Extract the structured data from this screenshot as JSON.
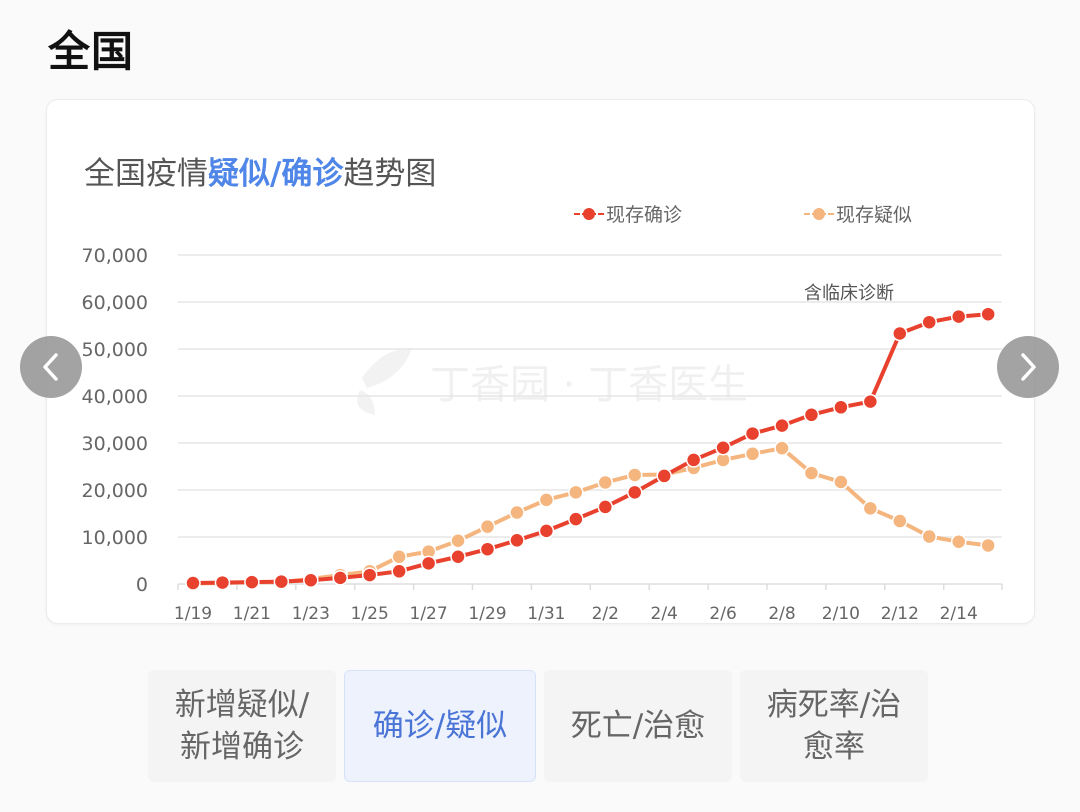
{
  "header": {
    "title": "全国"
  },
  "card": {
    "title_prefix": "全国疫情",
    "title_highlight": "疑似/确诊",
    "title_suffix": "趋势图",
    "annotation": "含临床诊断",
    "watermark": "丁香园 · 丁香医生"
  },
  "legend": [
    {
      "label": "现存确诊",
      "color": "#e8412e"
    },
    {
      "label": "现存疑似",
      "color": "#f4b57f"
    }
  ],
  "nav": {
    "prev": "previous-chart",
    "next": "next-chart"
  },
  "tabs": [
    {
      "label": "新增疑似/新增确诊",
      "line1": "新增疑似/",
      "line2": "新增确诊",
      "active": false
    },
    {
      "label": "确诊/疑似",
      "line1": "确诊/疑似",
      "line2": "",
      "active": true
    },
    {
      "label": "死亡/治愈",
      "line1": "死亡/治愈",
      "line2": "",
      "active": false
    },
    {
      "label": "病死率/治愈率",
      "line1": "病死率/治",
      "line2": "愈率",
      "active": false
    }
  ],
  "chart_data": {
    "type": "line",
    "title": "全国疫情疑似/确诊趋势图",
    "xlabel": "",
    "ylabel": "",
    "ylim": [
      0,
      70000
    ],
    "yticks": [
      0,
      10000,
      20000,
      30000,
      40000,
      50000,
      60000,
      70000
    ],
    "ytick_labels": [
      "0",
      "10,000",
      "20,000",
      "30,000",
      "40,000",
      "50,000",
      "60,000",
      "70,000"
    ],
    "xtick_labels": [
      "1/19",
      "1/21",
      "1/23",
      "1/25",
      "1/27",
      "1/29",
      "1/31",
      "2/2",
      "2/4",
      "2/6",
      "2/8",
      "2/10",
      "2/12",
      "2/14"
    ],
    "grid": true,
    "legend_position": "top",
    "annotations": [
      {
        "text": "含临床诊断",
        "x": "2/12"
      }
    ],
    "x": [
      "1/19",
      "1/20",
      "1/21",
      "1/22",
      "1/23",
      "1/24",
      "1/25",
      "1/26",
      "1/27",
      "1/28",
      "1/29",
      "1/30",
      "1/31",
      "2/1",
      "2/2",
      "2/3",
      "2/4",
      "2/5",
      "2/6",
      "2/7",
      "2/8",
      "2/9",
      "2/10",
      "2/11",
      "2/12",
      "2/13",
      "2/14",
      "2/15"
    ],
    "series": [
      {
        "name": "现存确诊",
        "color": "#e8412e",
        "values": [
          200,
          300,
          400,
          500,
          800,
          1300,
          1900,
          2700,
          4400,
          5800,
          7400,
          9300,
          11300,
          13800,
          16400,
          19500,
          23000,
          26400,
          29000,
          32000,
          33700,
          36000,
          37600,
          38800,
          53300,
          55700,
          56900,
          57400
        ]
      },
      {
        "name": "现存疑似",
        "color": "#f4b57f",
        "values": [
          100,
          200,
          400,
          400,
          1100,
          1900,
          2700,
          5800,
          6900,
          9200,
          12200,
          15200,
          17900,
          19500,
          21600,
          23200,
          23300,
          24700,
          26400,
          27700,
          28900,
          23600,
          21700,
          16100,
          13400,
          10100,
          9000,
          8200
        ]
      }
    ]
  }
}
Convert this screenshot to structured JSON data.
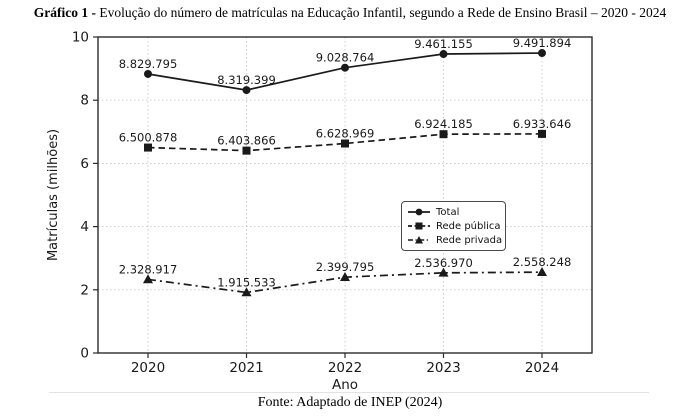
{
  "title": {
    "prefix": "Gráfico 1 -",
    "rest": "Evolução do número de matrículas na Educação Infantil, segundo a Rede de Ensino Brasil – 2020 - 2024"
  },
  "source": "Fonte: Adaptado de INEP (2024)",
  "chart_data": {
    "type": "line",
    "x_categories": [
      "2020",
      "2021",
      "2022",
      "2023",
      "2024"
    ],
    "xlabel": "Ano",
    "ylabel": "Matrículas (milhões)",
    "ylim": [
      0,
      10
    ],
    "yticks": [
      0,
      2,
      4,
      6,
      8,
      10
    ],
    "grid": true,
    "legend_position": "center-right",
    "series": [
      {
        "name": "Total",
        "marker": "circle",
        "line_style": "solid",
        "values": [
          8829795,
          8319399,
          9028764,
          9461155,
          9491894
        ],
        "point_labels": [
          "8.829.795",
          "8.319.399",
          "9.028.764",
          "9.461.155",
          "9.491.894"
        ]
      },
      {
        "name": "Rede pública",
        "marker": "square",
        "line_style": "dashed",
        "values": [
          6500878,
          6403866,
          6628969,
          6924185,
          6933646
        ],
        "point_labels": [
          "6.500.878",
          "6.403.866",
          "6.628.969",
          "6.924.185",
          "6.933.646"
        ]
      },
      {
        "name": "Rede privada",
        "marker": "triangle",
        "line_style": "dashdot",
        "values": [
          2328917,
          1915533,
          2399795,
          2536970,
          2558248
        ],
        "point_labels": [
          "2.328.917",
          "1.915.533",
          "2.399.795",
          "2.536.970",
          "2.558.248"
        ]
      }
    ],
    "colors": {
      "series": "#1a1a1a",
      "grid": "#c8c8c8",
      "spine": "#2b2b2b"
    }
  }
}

--------------------------------------------------

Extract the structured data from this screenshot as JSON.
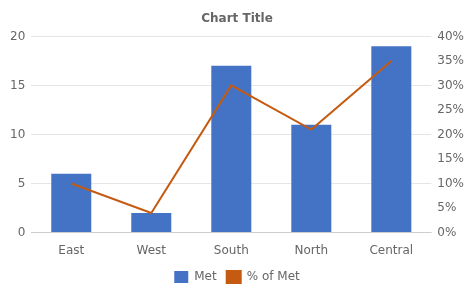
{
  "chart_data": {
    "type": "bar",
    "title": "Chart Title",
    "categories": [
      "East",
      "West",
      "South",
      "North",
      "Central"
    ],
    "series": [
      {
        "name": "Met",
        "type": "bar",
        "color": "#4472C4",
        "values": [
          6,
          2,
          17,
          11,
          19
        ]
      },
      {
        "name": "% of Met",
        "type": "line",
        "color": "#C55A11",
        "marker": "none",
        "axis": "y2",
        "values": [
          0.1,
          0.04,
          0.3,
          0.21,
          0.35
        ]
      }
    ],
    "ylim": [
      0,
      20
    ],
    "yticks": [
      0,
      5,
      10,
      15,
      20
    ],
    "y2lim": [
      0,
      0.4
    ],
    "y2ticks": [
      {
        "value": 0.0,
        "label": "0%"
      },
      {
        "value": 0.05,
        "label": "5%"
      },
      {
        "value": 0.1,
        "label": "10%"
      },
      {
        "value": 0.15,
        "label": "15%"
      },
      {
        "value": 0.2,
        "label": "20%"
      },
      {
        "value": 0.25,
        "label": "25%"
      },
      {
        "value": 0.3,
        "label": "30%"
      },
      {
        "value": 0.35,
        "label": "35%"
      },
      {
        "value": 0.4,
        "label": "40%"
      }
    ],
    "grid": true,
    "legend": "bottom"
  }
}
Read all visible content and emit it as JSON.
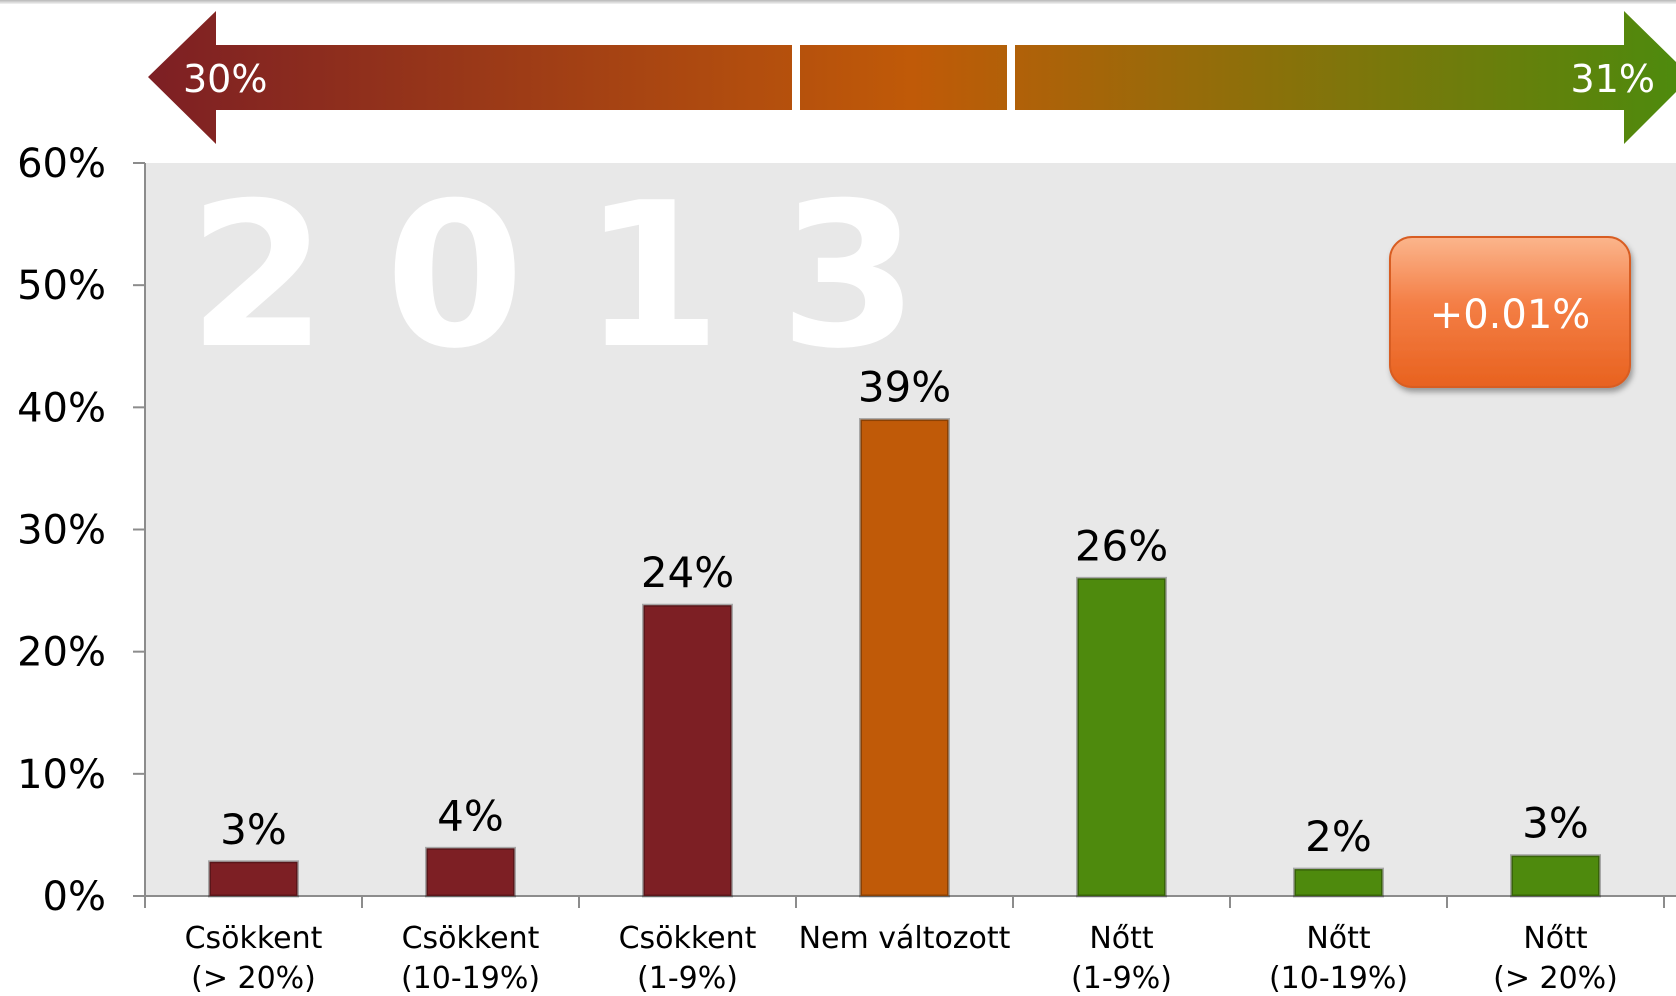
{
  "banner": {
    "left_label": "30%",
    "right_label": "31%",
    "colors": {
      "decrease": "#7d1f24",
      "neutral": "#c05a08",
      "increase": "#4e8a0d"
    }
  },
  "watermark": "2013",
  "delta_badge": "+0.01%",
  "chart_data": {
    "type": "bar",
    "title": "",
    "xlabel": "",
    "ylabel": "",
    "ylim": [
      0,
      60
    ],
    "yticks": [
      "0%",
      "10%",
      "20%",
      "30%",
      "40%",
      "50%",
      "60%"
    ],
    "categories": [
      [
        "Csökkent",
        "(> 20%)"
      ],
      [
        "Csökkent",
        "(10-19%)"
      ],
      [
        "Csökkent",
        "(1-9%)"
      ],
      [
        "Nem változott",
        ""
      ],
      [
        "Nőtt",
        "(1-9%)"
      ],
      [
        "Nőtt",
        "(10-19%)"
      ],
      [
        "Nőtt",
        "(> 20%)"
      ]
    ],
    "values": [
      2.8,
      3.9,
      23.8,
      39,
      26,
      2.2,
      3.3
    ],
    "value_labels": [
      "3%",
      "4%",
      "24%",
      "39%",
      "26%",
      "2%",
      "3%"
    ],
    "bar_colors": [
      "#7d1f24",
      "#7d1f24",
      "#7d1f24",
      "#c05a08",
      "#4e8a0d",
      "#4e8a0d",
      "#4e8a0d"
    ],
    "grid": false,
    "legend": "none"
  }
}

--------------------------------------------------

WHAT YOU NEED TO DO => In the material above, find each line that contains the word "JSON", and select it.

THE OUTPUT =>
Extract the structured data from this screenshot as JSON.
Convert this screenshot to structured JSON data.
Extract the structured data from this screenshot as JSON.
Read all visible content and emit it as JSON.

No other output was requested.